◆ Supplied data
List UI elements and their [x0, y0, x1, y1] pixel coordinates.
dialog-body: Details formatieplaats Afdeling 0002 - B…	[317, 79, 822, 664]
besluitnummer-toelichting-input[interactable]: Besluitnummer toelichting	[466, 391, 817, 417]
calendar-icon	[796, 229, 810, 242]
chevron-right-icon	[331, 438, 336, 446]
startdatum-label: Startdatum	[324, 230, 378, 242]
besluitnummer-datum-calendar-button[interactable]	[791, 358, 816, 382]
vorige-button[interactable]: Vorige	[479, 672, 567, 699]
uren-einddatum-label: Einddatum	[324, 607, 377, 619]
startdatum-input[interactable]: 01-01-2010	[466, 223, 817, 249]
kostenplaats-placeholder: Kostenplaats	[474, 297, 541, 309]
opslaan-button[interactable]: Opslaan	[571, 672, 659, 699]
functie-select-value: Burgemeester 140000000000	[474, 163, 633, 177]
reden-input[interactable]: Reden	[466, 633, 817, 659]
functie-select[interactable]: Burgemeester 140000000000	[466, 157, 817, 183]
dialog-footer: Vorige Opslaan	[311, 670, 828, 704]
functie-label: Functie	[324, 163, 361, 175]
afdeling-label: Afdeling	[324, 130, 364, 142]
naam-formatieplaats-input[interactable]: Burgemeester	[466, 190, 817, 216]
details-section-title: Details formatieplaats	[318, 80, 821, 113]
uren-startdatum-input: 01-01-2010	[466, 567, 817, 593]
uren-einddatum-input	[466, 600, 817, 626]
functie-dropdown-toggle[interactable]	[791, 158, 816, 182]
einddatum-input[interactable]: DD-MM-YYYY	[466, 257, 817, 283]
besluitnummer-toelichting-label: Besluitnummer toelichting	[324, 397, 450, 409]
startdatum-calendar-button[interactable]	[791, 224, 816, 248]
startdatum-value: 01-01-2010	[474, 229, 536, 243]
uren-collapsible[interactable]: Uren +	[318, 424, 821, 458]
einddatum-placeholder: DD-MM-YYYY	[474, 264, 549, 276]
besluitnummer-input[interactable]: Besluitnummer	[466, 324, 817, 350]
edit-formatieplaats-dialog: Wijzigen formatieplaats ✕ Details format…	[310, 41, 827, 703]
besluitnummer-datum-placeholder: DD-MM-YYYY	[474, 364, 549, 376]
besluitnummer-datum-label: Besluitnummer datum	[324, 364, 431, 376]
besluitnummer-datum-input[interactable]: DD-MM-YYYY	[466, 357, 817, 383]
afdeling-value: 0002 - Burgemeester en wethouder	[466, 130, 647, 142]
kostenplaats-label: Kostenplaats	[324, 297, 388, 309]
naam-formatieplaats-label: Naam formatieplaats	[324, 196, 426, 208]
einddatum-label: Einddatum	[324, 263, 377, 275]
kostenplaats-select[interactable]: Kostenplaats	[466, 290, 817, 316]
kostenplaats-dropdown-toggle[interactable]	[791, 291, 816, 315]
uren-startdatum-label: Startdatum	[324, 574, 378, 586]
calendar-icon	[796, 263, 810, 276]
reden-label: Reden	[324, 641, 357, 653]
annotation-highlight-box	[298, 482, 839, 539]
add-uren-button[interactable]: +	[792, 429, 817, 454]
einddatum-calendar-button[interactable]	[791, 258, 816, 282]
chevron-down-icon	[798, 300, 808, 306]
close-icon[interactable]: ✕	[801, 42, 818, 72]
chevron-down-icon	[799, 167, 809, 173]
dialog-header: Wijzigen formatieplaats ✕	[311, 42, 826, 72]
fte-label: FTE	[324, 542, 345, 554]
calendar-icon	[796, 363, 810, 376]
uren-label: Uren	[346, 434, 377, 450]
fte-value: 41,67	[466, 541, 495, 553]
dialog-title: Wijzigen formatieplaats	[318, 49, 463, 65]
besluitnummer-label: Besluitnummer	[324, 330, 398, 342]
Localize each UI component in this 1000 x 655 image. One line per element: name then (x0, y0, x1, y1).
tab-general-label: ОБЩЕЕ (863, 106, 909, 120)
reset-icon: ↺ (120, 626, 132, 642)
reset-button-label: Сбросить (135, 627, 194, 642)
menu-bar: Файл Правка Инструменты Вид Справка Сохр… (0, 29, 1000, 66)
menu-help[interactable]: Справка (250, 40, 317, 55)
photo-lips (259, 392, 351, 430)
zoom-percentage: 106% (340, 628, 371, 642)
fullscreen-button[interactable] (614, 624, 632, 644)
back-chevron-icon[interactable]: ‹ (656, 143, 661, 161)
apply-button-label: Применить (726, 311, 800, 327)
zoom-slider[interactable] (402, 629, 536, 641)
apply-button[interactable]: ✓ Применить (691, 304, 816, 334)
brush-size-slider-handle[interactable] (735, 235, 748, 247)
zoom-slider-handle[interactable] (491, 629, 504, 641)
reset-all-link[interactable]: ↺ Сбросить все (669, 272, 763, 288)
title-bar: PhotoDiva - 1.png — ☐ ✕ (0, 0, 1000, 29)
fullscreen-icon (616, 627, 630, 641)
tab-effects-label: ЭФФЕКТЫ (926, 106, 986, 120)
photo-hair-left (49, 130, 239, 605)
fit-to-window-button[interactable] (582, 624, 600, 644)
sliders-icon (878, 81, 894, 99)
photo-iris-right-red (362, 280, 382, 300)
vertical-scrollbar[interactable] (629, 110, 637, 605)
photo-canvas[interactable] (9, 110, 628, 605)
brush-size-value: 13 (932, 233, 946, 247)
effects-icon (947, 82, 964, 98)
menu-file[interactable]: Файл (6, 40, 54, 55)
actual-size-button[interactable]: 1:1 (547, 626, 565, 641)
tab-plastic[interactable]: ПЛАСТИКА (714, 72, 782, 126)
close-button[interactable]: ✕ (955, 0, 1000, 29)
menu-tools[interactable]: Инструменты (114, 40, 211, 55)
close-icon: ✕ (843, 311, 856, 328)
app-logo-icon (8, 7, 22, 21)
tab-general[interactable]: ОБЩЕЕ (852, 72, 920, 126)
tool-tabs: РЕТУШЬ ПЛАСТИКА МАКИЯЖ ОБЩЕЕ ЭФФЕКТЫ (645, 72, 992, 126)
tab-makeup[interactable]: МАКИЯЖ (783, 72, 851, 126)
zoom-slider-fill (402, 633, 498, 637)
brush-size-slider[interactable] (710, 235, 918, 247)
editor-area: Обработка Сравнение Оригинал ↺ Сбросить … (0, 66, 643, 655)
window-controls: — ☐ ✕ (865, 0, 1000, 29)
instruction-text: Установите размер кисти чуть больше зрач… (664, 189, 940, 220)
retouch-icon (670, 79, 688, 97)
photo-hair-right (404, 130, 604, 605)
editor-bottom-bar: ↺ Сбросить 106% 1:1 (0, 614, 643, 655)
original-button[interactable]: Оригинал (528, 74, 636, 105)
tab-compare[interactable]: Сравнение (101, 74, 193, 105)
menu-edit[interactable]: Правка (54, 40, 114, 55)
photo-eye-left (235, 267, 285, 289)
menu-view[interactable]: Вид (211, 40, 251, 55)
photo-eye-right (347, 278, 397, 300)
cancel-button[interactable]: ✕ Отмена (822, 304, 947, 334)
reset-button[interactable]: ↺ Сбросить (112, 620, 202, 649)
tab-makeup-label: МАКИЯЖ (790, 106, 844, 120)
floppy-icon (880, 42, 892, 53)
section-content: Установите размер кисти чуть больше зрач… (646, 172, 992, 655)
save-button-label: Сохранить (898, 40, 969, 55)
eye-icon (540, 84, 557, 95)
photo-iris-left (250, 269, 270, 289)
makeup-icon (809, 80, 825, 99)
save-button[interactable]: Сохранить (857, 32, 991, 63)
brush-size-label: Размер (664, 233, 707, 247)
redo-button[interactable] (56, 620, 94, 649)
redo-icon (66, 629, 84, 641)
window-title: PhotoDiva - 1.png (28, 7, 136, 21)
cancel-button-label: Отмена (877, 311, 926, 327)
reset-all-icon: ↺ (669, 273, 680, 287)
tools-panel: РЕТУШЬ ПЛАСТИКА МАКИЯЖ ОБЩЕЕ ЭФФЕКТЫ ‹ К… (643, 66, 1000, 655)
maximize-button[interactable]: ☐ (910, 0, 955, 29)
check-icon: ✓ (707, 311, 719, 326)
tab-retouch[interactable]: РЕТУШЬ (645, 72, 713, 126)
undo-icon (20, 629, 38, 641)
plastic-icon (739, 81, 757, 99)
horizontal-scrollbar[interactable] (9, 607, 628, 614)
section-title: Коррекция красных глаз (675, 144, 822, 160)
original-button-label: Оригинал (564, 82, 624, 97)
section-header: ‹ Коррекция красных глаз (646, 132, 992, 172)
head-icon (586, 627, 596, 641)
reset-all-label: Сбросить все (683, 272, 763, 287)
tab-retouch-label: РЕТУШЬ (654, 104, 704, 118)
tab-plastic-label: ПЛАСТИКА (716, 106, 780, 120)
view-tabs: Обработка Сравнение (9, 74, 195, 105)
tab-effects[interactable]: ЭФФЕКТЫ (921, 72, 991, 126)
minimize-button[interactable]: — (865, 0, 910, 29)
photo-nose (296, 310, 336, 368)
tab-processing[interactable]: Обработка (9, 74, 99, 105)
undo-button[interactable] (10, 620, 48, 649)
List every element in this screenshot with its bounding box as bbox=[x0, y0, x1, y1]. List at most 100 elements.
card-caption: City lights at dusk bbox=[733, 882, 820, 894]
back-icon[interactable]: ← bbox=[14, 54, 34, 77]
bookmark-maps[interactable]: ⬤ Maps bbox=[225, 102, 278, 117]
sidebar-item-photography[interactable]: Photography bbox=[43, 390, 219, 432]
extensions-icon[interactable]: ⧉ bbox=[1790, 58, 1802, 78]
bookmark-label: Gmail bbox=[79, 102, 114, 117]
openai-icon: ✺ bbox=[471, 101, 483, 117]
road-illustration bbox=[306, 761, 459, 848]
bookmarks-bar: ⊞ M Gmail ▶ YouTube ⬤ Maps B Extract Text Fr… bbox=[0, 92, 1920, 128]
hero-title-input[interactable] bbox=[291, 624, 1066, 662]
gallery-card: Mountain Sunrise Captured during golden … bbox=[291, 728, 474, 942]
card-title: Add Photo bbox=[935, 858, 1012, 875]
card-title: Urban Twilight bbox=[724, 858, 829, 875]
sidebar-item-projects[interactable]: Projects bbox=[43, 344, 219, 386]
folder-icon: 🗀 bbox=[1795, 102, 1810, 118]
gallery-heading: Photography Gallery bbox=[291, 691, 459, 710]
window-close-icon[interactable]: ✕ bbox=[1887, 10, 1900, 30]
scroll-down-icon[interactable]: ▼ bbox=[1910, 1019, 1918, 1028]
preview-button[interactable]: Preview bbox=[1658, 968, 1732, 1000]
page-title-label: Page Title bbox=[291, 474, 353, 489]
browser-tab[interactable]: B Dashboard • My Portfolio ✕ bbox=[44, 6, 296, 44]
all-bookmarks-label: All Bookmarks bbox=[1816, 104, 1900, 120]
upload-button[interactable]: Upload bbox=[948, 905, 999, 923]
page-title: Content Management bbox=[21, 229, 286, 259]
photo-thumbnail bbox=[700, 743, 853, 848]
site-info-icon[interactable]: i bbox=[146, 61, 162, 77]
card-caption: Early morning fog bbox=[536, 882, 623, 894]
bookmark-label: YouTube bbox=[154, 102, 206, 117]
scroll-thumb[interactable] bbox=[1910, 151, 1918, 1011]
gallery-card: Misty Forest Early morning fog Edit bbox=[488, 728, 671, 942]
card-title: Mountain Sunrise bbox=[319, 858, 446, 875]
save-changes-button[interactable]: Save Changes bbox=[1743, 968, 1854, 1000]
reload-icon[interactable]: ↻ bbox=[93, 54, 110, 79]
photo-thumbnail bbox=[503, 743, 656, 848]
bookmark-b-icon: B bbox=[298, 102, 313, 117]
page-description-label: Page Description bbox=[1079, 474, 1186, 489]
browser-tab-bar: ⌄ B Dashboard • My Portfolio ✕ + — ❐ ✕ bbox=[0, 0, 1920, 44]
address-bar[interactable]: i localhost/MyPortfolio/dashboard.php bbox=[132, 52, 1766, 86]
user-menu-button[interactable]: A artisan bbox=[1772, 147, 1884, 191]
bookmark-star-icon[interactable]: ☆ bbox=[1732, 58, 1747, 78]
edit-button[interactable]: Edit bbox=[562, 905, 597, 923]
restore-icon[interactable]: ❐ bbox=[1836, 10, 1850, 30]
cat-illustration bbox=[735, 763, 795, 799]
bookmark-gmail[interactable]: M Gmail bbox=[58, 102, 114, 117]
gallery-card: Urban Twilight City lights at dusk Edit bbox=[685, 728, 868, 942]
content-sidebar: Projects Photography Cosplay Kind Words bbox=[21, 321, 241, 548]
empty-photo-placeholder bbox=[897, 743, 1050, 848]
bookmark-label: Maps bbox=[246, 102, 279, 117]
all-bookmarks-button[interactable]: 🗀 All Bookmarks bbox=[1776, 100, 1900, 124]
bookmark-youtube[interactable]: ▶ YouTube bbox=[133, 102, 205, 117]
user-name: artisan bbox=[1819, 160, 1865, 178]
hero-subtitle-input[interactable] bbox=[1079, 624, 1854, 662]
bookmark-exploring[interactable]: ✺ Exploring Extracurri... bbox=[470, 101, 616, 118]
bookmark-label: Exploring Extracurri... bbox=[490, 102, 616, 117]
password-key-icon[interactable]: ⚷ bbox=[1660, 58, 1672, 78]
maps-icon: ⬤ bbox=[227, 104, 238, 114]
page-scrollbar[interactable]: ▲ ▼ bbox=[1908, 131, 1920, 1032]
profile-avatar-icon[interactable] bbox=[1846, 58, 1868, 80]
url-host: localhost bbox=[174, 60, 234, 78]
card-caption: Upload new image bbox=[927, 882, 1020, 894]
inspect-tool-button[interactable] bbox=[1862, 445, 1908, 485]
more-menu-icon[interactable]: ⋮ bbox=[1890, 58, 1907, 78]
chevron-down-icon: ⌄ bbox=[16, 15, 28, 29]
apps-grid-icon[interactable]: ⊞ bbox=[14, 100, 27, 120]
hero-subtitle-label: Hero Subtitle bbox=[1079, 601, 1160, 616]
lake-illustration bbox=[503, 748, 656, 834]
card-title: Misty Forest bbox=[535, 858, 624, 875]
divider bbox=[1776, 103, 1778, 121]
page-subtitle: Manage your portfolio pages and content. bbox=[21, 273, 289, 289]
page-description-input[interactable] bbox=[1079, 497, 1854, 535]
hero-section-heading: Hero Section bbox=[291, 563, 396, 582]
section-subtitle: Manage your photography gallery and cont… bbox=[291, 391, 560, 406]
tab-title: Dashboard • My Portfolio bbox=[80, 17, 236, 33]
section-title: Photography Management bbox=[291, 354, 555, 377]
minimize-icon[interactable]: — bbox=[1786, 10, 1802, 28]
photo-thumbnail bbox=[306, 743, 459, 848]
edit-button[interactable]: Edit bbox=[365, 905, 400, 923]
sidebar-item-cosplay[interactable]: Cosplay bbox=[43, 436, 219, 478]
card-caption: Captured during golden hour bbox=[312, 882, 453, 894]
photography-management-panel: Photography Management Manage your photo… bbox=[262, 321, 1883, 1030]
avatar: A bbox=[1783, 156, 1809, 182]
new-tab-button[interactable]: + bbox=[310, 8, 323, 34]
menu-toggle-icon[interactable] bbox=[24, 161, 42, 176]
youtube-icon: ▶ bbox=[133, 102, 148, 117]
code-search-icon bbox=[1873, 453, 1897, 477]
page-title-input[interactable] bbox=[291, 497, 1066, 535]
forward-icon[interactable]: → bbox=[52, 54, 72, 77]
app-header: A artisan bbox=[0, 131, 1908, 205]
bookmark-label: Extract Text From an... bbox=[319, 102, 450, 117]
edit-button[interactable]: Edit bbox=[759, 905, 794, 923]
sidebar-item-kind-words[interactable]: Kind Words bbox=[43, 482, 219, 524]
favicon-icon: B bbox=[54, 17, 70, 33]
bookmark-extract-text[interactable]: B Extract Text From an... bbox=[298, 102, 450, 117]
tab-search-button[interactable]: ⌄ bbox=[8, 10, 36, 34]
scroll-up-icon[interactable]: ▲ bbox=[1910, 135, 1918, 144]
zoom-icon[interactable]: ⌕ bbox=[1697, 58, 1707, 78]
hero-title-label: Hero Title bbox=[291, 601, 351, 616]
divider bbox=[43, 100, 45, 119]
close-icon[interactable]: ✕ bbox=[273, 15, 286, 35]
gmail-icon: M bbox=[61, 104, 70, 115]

◆ What needs to be done
Reproduce word for word the lines of the items from the very first line down to the line containing "229, 810, 242]", including that line.

◆ Answer to this problem
List UI elements and their [x0, y0, x1, y1] pixel coordinates.
dialog-body: Details formatieplaats Afdeling 0002 - B…	[317, 79, 822, 664]
besluitnummer-toelichting-input[interactable]: Besluitnummer toelichting	[466, 391, 817, 417]
calendar-icon	[796, 229, 810, 242]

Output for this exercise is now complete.